> **Information provided**
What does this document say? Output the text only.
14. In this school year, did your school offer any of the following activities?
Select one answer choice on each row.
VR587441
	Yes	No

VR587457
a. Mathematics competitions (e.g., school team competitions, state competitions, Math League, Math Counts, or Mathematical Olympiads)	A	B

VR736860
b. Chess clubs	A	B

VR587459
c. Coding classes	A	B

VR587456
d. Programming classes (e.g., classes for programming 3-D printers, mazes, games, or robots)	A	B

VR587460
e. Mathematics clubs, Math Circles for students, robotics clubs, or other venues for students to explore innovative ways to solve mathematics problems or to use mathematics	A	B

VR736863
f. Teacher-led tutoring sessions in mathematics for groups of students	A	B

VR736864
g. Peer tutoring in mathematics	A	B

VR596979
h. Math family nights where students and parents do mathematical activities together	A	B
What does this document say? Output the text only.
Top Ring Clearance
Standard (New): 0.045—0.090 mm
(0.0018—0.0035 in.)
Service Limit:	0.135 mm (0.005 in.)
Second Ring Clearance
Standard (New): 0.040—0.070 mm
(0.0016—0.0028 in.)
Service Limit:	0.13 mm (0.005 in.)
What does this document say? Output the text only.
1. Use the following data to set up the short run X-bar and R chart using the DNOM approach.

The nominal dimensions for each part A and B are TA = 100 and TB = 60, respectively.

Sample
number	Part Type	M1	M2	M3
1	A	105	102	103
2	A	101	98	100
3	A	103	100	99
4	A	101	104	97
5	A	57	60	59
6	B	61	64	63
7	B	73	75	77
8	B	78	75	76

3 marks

> **Instructions to follow**
Scan the data above; copy every line where "classes" appears.

> **Correct result**
c. Coding classes	A	B
d. Programming classes (e.g., classes for programming 3-D printers, mazes, games, or robots)	A	B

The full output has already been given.